Begin Data lines
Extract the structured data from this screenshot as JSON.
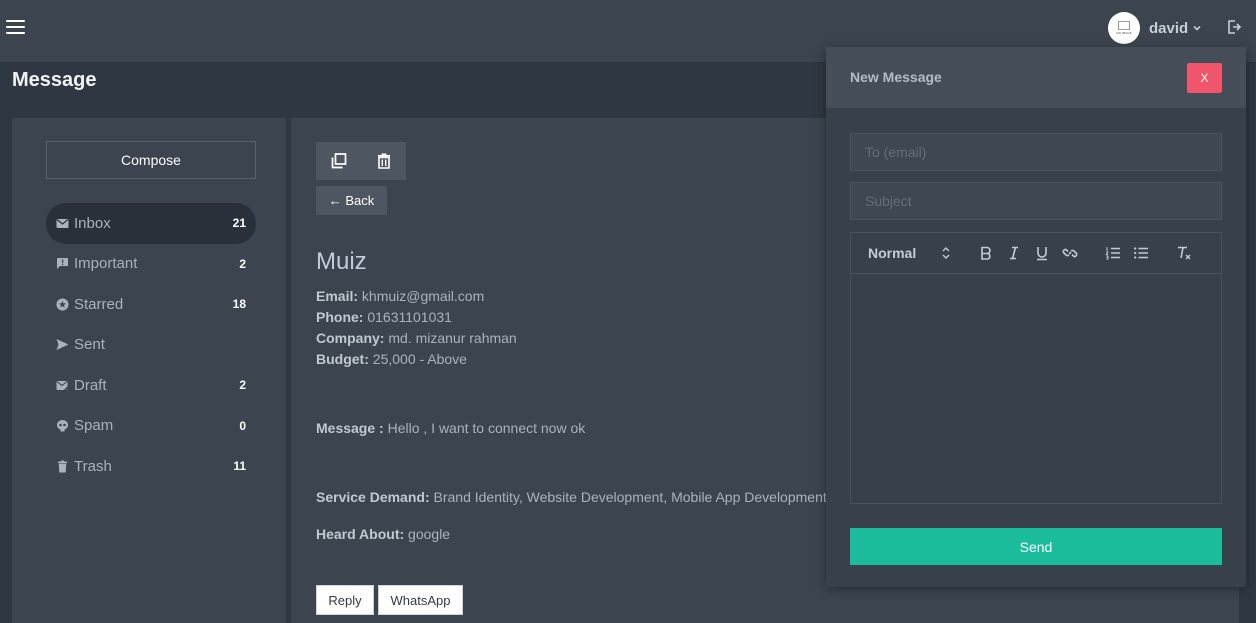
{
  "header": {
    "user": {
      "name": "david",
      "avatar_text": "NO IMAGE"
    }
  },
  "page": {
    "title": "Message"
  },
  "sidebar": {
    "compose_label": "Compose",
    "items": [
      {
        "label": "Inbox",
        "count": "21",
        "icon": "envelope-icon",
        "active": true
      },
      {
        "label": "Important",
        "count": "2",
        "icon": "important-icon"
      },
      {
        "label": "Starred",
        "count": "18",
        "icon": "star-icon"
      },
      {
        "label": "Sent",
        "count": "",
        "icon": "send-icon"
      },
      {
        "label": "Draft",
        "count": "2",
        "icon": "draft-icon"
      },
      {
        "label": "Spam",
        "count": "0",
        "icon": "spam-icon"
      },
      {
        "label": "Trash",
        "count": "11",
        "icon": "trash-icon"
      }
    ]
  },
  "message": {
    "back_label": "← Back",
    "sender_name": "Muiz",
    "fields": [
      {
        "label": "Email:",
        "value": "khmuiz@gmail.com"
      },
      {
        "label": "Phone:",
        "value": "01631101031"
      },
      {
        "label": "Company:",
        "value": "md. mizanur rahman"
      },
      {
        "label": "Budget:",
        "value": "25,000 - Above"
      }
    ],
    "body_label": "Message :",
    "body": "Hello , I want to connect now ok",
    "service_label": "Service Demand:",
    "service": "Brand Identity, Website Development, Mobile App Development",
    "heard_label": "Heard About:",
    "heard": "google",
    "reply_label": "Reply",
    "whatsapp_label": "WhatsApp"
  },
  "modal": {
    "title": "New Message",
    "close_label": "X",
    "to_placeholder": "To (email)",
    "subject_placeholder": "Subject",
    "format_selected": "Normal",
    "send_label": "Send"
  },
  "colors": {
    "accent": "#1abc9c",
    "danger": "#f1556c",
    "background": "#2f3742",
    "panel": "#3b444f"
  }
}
End Data lines
Begin Data lines
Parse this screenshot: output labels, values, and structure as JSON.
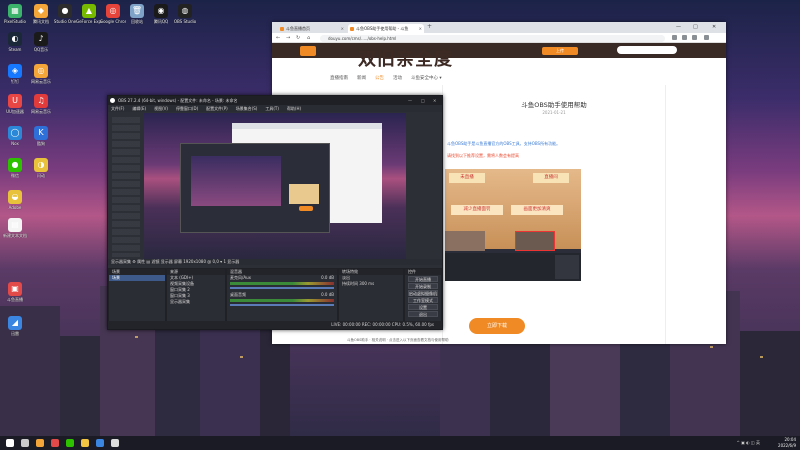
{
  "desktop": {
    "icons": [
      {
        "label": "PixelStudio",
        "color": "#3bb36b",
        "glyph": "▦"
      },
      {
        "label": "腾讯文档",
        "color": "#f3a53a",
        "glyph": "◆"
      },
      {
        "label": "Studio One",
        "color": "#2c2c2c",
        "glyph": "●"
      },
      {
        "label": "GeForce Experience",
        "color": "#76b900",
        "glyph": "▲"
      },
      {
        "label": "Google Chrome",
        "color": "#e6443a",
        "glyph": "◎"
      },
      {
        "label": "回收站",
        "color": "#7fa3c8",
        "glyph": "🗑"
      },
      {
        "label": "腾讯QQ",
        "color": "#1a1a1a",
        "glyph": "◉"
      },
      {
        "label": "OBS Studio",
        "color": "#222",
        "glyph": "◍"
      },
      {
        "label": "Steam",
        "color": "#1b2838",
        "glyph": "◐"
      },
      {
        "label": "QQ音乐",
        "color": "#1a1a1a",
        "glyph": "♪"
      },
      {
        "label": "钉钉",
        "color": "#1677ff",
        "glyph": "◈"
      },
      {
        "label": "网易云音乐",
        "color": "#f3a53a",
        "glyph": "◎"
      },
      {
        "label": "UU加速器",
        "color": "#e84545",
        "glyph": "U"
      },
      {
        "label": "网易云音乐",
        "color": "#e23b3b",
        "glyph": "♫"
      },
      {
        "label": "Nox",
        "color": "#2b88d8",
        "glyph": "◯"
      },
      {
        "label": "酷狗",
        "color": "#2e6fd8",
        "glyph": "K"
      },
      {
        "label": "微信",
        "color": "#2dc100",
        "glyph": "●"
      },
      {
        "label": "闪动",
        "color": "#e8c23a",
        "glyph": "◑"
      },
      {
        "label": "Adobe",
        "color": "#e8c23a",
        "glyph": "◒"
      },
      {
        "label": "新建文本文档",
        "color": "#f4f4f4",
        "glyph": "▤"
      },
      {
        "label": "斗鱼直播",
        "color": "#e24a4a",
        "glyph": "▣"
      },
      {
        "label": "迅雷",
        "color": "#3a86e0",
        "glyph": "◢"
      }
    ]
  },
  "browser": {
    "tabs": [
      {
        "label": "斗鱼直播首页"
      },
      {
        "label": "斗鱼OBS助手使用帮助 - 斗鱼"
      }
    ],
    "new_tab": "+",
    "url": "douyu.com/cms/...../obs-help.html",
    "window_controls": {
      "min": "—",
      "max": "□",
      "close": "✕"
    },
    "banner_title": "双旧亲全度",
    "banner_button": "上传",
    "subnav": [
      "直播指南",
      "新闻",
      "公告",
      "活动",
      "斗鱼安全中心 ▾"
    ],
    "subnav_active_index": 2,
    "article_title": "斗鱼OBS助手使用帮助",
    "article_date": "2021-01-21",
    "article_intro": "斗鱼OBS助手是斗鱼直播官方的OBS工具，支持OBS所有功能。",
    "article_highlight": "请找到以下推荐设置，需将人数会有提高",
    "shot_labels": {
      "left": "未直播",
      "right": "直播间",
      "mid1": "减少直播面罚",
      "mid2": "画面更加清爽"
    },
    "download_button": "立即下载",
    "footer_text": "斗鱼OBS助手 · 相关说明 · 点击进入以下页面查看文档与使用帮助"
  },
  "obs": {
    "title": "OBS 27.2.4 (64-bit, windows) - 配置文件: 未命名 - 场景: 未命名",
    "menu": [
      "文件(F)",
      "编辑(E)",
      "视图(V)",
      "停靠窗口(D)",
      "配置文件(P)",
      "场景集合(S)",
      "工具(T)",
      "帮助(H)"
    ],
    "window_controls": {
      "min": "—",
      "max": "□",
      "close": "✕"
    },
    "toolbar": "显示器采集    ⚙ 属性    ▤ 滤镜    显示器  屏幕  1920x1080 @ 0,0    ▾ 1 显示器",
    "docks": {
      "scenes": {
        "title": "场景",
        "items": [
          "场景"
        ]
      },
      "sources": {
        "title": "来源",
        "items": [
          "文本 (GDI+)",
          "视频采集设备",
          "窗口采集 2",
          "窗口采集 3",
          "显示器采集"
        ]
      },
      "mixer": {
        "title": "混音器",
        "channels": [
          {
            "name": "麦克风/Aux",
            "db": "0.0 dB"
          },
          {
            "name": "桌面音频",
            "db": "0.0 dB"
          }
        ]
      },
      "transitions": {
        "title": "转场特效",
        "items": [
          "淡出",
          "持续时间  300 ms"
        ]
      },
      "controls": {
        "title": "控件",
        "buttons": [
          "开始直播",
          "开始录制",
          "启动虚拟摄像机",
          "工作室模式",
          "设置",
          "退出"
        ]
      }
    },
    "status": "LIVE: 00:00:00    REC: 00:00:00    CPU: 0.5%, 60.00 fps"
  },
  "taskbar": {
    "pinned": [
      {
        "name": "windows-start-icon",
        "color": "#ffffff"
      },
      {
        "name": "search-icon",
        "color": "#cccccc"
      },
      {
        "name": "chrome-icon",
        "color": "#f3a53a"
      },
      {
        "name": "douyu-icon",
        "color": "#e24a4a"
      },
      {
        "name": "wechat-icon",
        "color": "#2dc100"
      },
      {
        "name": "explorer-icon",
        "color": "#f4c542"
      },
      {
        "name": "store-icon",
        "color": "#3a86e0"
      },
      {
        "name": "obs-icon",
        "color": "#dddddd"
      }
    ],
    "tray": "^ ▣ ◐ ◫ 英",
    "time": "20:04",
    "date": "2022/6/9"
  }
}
End Data lines
Scan the records for the string "count". Copy each line in which it appears.

        "count": "21",
        "count": "2",
        "count": "18",
        "count": "",
        "count": "2",
        "count": "0",
        "count": "11",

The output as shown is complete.